*WHAT YOU NEED TO DO*
In the text on community sentences, on what date did Crest Advisory publish its report?

What went wrong with community sentences?

The rise and fall of community sentences

Last week (25 April 2017), Crest Advisory published a provocatively titled report:

Where did it all go wrong? A study into the use of community sentences in England and Wales

This is a high quality report, akin to a comprehensive academic research study, complete with a survey of magistrates, detailed data mining and clear analysis. It makes it clear that the drop in the use of community sentences for women which I recently blogged about is simply part of a much bigger trend which applies equally to offenders of all genders.

If you work in probation, I strongly recommend investing time in reading the report.

The report

The report sets the context by saying that with our overcrowded, unsafe and expensive prison system, we would expect increased use of community sentences:

The notion that community sentences can be a more effective, cheaper alternative to prison is supported by a strong body of evidence. At their best, sentences served in the community can offer a powerful tool for addressing the root causes of offending behaviour, reducing the rate at which an offender reoffends and thus lowering demand on the system overall.

Yet despite their obvious potential, community sentences are being used less than at any point over the last 15 years.

The report is a systematic attempt in over a decade to understand what lies behind this phenomenon and reveals some of the reasons for this loss of confidence.

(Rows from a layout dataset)
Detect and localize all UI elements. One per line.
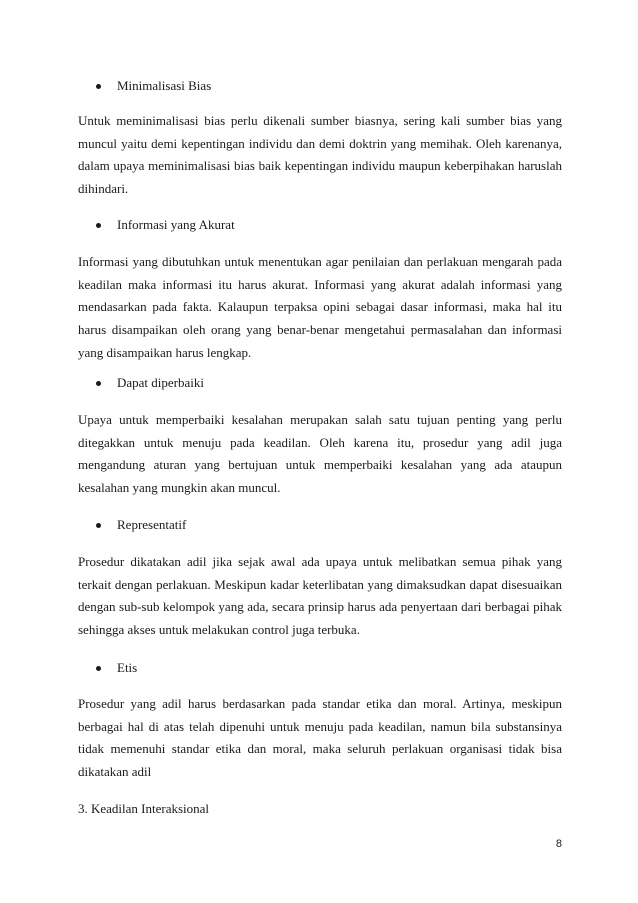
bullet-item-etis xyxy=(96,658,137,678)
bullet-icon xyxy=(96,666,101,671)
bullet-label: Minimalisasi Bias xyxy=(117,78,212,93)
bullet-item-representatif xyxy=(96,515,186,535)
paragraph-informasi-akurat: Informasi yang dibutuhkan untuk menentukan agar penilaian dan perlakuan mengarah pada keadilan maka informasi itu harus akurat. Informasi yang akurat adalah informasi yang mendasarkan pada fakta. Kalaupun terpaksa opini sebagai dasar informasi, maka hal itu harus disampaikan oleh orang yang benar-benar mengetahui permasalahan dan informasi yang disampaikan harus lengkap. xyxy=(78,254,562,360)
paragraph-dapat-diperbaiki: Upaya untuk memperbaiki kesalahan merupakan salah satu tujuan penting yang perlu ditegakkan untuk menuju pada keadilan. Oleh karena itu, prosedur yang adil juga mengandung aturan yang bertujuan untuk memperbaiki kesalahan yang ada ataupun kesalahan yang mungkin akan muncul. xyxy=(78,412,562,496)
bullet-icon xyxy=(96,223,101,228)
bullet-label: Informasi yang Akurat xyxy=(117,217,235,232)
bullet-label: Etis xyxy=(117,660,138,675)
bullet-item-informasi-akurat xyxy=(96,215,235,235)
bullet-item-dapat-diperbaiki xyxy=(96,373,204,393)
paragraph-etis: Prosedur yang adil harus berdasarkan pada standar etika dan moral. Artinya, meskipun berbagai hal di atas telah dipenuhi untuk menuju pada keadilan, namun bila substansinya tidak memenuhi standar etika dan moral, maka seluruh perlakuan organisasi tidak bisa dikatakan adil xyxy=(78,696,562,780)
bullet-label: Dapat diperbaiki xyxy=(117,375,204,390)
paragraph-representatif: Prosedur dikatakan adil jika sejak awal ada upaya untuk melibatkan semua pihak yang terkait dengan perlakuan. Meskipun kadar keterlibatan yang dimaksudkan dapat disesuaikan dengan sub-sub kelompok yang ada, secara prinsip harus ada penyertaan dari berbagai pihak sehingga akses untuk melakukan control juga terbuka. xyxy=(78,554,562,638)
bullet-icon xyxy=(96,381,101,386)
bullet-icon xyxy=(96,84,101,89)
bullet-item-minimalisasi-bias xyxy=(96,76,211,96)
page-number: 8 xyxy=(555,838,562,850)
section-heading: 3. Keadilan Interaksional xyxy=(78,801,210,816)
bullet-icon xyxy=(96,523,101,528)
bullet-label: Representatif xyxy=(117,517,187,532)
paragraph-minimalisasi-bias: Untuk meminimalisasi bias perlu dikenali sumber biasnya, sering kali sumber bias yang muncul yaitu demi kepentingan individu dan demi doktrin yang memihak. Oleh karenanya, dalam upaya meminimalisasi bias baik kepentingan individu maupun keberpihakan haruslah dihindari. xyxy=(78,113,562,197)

*SOLUTION*
25 April 2017